-- Stated exercise --
Give only the number of lines in the listing below where the string "planning" occurs.

═══ Data for the task

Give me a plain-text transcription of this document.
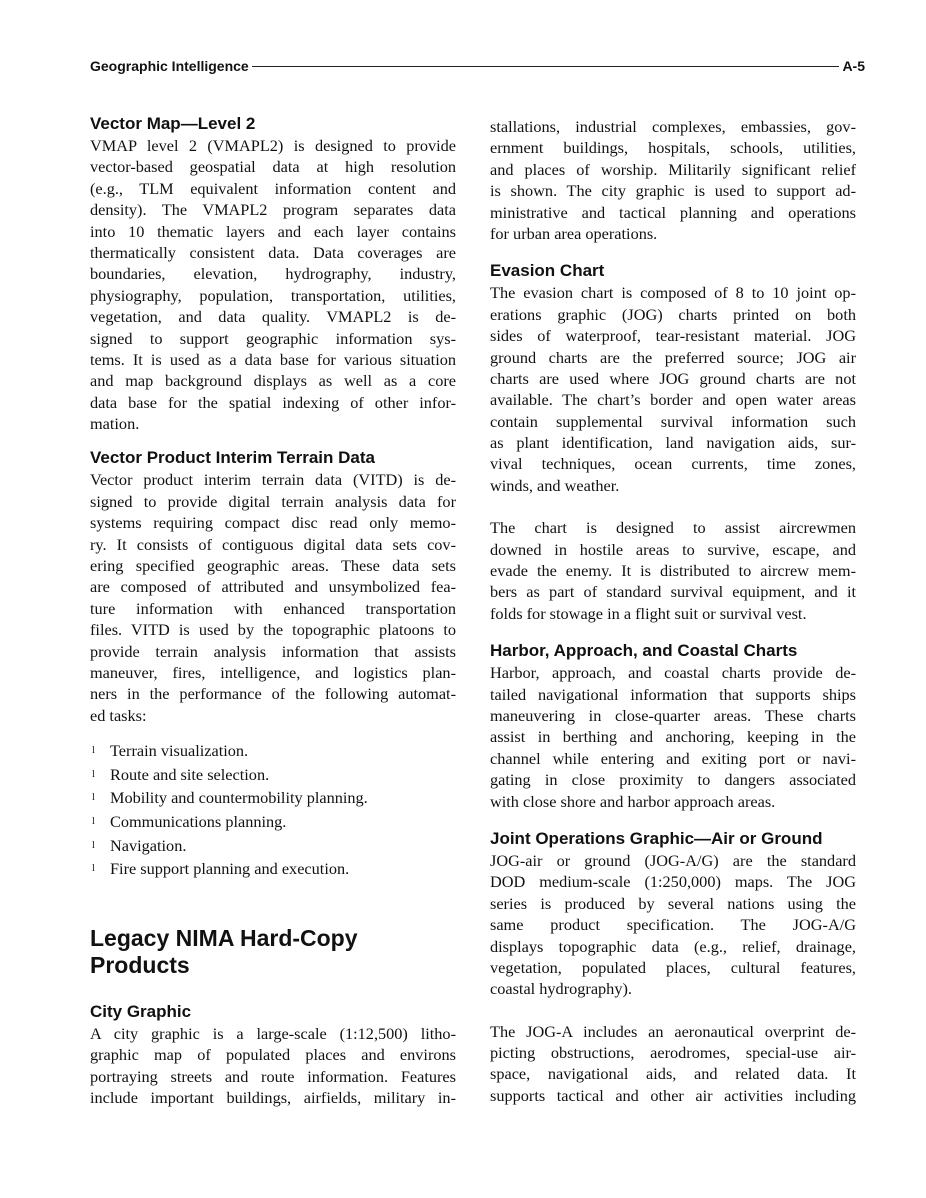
Geographic Intelligence	A-5
Vector Map—Level 2
VMAP level 2 (VMAPL2) is designed to provide
vector-based geospatial data at high resolution
(e.g., TLM equivalent information content and
density). The VMAPL2 program separates data
into 10 thematic layers and each layer contains
thermatically consistent data. Data coverages are
boundaries, elevation, hydrography, industry,
physiography, population, transportation, utilities,
vegetation, and data quality. VMAPL2 is de-
signed to support geographic information sys-
tems. It is used as a data base for various situation
and map background displays as well as a core
data base for the spatial indexing of other infor-
mation.
Vector Product Interim Terrain Data
Vector product interim terrain data (VITD) is de-
signed to provide digital terrain analysis data for
systems requiring compact disc read only memo-
ry. It consists of contiguous digital data sets cov-
ering specified geographic areas. These data sets
are composed of attributed and unsymbolized fea-
ture information with enhanced transportation
files. VITD is used by the topographic platoons to
provide terrain analysis information that assists
maneuver, fires, intelligence, and logistics plan-
ners in the performance of the following automat-
ed tasks:
l Terrain visualization.
l Route and site selection.
l Mobility and countermobility planning.
l Communications planning.
l Navigation.
l Fire support planning and execution.
Legacy NIMA Hard-Copy
Products
City Graphic
A city graphic is a large-scale (1:12,500) litho-
graphic map of populated places and environs
portraying streets and route information. Features
include important buildings, airfields, military in-
stallations, industrial complexes, embassies, gov-
ernment buildings, hospitals, schools, utilities,
and places of worship. Militarily significant relief
is shown. The city graphic is used to support ad-
ministrative and tactical planning and operations
for urban area operations.
Evasion Chart
The evasion chart is composed of 8 to 10 joint op-
erations graphic (JOG) charts printed on both
sides of waterproof, tear-resistant material. JOG
ground charts are the preferred source; JOG air
charts are used where JOG ground charts are not
available. The chart’s border and open water areas
contain supplemental survival information such
as plant identification, land navigation aids, sur-
vival techniques, ocean currents, time zones,
winds, and weather.
The chart is designed to assist aircrewmen
downed in hostile areas to survive, escape, and
evade the enemy. It is distributed to aircrew mem-
bers as part of standard survival equipment, and it
folds for stowage in a flight suit or survival vest.
Harbor, Approach, and Coastal Charts
Harbor, approach, and coastal charts provide de-
tailed navigational information that supports ships
maneuvering in close-quarter areas. These charts
assist in berthing and anchoring, keeping in the
channel while entering and exiting port or navi-
gating in close proximity to dangers associated
with close shore and harbor approach areas.
Joint Operations Graphic—Air or Ground
JOG-air or ground (JOG-A/G) are the standard
DOD medium-scale (1:250,000) maps. The JOG
series is produced by several nations using the
same product specification. The JOG-A/G
displays topographic data (e.g., relief, drainage,
vegetation, populated places, cultural features,
coastal hydrography).
The JOG-A includes an aeronautical overprint de-
picting obstructions, aerodromes, special-use air-
space, navigational aids, and related data. It
supports tactical and other air activities including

══════

-- The completed task --
4